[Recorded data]
++++++++++++++++++++

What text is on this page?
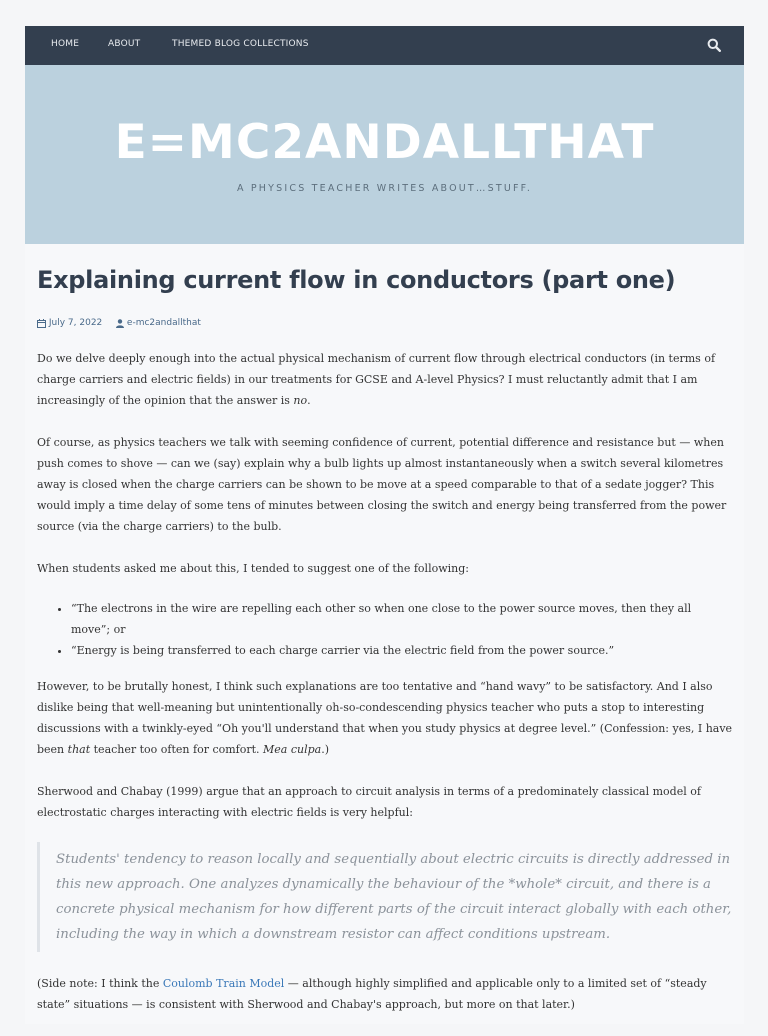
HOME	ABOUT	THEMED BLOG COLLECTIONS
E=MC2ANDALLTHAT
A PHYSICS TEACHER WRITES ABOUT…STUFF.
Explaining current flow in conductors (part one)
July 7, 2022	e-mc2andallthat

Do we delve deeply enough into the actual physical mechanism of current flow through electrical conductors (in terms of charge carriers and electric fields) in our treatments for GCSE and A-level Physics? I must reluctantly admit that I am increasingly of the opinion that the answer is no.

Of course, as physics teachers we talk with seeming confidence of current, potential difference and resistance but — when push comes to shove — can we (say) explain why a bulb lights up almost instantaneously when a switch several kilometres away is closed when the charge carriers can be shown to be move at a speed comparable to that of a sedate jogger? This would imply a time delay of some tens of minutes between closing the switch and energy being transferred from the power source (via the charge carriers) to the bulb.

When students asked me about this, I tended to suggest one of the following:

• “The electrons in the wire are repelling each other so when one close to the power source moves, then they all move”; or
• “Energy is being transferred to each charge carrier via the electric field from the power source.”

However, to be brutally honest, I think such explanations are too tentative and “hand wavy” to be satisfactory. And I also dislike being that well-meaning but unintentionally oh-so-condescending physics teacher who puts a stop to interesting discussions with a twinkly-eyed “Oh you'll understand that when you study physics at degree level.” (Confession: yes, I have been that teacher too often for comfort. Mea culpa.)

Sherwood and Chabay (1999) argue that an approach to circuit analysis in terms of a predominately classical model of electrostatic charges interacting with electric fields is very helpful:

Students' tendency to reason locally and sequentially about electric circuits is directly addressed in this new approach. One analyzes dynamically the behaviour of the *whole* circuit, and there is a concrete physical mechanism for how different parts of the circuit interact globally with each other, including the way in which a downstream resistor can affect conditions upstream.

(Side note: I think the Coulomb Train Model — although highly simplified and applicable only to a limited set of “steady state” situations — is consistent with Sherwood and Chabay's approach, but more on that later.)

++++++++++++++++++++

Given request
From the data above, show each line that contains "physical".

Result for this exercise
Do we delve deeply enough into the actual physical mechanism of current flow through electrical conductors (in terms of charge carriers and electric fields) in our treatments for GCSE and A-level Physics? I must reluctantly admit that I am increasingly of the opinion that the answer is no.
Students' tendency to reason locally and sequentially about electric circuits is directly addressed in this new approach. One analyzes dynamically the behaviour of the *whole* circuit, and there is a concrete physical mechanism for how different parts of the circuit interact globally with each other, including the way in which a downstream resistor can affect conditions upstream.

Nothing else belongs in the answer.